Items from a data source:
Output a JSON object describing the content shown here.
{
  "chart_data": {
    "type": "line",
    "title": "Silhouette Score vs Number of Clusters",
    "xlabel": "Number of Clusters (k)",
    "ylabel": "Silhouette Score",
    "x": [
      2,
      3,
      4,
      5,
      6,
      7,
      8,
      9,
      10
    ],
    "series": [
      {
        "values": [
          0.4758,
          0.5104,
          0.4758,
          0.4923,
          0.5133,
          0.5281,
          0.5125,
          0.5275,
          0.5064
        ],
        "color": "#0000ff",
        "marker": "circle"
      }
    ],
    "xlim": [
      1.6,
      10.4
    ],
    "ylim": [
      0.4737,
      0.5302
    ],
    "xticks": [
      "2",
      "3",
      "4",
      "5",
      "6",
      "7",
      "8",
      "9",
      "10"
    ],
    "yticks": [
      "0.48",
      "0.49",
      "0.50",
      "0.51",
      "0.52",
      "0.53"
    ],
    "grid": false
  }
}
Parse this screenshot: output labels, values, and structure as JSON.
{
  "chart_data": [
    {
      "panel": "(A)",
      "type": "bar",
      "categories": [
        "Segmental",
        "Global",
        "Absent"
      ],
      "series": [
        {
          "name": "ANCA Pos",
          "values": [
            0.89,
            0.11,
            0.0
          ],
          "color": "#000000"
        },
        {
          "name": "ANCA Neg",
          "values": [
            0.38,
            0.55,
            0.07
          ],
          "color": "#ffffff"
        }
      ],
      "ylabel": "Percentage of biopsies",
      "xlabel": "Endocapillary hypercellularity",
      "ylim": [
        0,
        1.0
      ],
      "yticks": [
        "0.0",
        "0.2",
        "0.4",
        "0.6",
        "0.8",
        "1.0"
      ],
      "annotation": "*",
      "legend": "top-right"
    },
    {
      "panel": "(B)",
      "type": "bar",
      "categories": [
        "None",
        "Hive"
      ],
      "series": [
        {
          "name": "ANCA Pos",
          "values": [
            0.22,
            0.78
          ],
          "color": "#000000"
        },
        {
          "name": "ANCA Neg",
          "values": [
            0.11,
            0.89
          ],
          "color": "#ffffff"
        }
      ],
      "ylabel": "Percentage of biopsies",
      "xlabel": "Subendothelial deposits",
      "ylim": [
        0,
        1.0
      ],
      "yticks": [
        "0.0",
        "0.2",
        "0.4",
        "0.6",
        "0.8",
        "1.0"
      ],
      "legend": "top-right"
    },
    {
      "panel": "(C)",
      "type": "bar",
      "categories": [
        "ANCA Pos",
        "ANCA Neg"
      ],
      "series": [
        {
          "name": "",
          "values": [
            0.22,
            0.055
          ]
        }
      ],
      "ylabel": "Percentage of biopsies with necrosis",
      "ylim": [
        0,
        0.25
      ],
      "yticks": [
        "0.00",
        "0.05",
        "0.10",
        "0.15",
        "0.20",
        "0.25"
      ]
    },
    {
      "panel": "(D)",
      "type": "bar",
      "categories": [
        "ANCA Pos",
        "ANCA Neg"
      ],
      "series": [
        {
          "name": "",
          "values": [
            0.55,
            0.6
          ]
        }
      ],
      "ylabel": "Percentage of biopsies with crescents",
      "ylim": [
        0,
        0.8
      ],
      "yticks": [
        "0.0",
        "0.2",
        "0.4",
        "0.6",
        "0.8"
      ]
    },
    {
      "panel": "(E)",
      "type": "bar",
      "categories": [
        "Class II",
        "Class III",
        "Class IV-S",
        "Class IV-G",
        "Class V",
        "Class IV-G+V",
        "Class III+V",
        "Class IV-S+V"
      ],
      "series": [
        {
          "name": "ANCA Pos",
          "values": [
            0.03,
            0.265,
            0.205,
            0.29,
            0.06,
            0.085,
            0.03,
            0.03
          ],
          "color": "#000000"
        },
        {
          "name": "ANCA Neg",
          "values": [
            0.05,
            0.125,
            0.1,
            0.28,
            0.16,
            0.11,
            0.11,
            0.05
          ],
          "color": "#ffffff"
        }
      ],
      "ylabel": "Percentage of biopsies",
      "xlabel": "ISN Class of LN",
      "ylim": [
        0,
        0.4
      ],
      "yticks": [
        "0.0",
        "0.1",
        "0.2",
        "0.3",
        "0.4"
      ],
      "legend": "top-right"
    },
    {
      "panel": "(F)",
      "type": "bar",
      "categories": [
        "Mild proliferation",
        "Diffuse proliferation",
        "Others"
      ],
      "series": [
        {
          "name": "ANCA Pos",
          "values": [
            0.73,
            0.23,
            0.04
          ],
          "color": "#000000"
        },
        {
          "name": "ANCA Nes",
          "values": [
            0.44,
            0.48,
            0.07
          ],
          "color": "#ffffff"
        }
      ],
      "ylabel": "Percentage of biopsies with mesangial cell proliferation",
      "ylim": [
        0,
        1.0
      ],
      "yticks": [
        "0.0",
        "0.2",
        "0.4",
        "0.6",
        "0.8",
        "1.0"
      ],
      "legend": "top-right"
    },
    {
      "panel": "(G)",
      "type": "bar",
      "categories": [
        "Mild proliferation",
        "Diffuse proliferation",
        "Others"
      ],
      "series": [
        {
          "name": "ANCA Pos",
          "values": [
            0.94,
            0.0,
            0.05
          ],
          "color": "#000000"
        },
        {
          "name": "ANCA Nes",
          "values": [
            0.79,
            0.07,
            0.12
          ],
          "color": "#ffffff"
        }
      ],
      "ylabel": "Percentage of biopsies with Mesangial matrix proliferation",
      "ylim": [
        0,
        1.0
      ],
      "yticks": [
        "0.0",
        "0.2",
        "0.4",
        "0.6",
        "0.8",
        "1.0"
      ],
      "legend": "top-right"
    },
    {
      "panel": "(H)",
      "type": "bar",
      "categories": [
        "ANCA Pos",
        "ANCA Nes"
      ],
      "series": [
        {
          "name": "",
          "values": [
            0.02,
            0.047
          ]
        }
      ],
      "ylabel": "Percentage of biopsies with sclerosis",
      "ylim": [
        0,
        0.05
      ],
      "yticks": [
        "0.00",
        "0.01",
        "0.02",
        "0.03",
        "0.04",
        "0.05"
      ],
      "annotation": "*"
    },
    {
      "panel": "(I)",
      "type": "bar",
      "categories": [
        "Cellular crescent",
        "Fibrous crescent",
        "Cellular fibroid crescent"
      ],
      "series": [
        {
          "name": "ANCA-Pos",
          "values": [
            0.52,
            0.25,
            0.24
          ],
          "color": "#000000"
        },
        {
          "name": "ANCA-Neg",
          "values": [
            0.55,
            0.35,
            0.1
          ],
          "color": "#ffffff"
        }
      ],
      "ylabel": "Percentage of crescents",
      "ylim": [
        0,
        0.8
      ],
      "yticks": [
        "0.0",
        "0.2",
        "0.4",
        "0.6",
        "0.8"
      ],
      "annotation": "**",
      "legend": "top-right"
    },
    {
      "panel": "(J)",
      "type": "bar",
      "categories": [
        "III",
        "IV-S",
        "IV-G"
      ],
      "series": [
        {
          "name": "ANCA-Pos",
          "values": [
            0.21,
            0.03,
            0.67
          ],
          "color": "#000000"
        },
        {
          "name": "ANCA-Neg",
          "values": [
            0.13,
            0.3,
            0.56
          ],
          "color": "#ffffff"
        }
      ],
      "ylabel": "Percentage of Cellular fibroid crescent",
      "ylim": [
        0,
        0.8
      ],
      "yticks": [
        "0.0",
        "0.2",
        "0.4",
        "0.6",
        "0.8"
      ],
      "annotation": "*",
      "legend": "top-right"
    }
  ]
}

* * *

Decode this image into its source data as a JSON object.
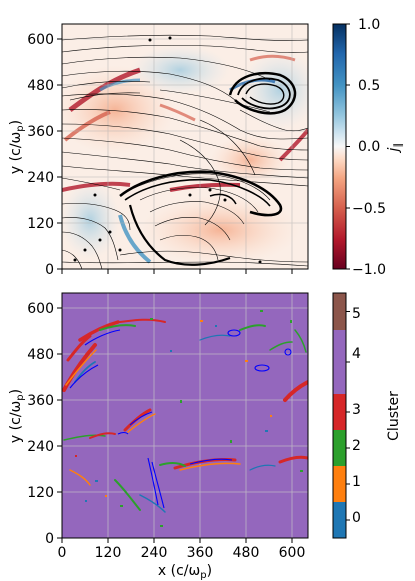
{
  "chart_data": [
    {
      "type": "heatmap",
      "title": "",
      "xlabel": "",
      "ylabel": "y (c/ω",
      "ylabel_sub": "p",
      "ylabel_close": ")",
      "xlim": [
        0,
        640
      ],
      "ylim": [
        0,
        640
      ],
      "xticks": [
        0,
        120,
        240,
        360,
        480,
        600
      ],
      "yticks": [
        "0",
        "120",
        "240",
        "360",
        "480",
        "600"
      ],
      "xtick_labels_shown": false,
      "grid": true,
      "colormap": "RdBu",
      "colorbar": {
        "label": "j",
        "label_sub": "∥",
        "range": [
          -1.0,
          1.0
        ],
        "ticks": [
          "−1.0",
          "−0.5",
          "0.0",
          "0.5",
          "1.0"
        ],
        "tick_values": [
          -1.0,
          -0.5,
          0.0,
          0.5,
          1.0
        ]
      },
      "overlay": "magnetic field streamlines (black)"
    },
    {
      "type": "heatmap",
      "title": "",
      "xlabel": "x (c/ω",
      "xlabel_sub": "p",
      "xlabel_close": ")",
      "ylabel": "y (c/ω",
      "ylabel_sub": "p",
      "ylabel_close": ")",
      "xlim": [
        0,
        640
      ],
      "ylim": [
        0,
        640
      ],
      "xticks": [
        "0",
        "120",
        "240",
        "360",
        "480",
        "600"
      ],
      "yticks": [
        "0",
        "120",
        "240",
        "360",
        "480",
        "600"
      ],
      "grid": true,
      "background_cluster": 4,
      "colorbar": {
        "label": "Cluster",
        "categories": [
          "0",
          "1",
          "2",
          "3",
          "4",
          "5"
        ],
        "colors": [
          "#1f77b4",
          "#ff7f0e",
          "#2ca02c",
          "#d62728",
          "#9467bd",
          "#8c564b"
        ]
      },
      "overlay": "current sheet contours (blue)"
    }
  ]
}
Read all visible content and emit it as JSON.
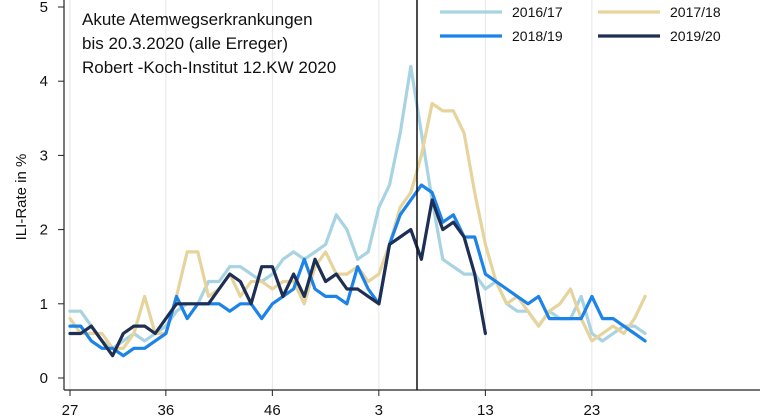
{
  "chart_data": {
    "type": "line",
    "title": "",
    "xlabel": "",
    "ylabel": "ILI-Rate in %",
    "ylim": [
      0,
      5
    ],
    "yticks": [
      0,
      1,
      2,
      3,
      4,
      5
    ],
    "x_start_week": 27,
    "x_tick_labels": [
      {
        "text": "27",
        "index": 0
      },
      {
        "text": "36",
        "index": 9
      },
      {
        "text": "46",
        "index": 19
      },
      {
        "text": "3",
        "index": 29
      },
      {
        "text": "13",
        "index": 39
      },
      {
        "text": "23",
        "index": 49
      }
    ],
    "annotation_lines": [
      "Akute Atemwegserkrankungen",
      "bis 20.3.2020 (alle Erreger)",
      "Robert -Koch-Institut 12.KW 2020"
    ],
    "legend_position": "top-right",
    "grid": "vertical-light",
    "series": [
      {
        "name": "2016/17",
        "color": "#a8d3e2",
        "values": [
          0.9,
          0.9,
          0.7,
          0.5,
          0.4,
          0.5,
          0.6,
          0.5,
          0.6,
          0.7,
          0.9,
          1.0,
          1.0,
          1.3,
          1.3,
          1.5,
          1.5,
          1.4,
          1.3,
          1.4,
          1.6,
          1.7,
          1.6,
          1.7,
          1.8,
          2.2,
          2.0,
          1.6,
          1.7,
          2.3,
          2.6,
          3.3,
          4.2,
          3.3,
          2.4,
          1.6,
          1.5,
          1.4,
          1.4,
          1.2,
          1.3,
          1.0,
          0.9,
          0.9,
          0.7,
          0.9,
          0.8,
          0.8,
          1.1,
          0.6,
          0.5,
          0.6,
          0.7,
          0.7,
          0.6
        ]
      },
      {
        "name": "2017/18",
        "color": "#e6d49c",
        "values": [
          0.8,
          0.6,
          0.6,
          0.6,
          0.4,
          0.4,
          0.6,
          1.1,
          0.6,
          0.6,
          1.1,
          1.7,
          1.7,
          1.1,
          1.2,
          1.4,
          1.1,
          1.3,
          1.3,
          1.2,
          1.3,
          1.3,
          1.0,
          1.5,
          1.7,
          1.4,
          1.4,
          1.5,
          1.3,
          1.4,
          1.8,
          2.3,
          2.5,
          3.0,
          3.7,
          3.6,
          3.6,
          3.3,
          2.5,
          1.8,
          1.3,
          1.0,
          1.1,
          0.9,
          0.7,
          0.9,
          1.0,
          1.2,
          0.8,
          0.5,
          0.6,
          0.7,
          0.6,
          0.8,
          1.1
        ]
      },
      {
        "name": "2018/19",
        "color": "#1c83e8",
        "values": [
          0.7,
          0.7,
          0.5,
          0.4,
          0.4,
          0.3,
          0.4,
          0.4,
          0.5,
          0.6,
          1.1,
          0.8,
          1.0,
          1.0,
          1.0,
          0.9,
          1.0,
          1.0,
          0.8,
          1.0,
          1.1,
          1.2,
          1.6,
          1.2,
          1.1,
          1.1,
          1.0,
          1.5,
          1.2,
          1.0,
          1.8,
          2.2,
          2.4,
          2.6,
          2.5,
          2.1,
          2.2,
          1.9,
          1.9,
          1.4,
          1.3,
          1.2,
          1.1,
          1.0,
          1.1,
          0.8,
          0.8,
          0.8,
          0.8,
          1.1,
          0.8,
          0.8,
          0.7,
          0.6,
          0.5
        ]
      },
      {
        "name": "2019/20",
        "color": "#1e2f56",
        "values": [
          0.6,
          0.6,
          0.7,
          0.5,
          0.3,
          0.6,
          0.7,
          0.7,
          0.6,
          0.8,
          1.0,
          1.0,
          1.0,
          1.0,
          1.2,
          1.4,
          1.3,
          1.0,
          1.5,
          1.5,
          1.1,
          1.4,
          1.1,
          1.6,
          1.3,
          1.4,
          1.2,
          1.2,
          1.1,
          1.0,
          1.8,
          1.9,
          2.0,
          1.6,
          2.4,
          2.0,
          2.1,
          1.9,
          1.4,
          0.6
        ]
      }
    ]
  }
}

● Exercise details
Reply with one number only: how many lines of the listing hold "object"?

● Written reply
2